» **Exercise aim**
Below are some records; return each one exactly.

» **Supplied data**
********************

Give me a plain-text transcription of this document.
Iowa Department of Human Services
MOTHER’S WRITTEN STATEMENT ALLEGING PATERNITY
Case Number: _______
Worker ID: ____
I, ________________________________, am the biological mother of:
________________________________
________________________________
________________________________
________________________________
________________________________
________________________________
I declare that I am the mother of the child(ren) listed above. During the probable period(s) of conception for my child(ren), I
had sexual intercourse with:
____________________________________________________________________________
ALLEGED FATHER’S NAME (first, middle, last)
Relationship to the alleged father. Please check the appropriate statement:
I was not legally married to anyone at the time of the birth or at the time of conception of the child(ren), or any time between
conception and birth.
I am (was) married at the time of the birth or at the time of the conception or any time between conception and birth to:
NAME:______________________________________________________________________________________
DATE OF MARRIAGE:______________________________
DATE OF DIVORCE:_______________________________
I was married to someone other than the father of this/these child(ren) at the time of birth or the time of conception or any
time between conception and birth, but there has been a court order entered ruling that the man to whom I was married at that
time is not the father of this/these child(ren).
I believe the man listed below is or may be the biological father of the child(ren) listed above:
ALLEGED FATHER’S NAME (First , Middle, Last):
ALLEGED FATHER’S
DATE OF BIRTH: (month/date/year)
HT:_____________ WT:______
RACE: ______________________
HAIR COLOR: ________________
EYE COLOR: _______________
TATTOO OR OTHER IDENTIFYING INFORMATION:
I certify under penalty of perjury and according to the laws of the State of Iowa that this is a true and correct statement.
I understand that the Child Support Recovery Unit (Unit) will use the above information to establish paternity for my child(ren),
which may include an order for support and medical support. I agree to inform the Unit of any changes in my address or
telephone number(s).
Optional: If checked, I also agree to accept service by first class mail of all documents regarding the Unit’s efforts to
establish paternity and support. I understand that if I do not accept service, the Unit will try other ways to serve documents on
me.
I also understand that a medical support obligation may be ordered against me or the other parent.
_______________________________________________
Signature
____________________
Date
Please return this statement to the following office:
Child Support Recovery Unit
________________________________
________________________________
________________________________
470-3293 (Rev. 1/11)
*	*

********************

» **Worked solution**
Give me a plain-text transcription of this document.
Iowa Department of Human Services
MOTHER’S WRITTEN STATEMENT ALLEGING PATERNITY
Case Number: _______
Worker ID: ____
I, ________________________________, am the biological mother of:
________________________________
________________________________
________________________________
________________________________
________________________________
________________________________
I declare that I am the mother of the child(ren) listed above. During the probable period(s) of conception for my child(ren), I
had sexual intercourse with:
____________________________________________________________________________
ALLEGED FATHER’S NAME (first, middle, last)
Relationship to the alleged father. Please check the appropriate statement:
I was not legally married to anyone at the time of the birth or at the time of conception of the child(ren), or any time between
conception and birth.
I am (was) married at the time of the birth or at the time of the conception or any time between conception and birth to:
NAME:______________________________________________________________________________________
DATE OF MARRIAGE:______________________________
DATE OF DIVORCE:_______________________________
I was married to someone other than the father of this/these child(ren) at the time of birth or the time of conception or any
time between conception and birth, but there has been a court order entered ruling that the man to whom I was married at that
time is not the father of this/these child(ren).
I believe the man listed below is or may be the biological father of the child(ren) listed above:
ALLEGED FATHER’S NAME (First , Middle, Last):
ALLEGED FATHER’S
DATE OF BIRTH: (month/date/year)
HT:_____________ WT:______
RACE: ______________________
HAIR COLOR: ________________
EYE COLOR: _______________
TATTOO OR OTHER IDENTIFYING INFORMATION:
I certify under penalty of perjury and according to the laws of the State of Iowa that this is a true and correct statement.
I understand that the Child Support Recovery Unit (Unit) will use the above information to establish paternity for my child(ren),
which may include an order for support and medical support. I agree to inform the Unit of any changes in my address or
telephone number(s).
Optional: If checked, I also agree to accept service by first class mail of all documents regarding the Unit’s efforts to
establish paternity and support. I understand that if I do not accept service, the Unit will try other ways to serve documents on
me.
I also understand that a medical support obligation may be ordered against me or the other parent.
_______________________________________________
Signature
____________________
Date
Please return this statement to the following office:
Child Support Recovery Unit
________________________________
________________________________
________________________________
470-3293 (Rev. 1/11)
*	*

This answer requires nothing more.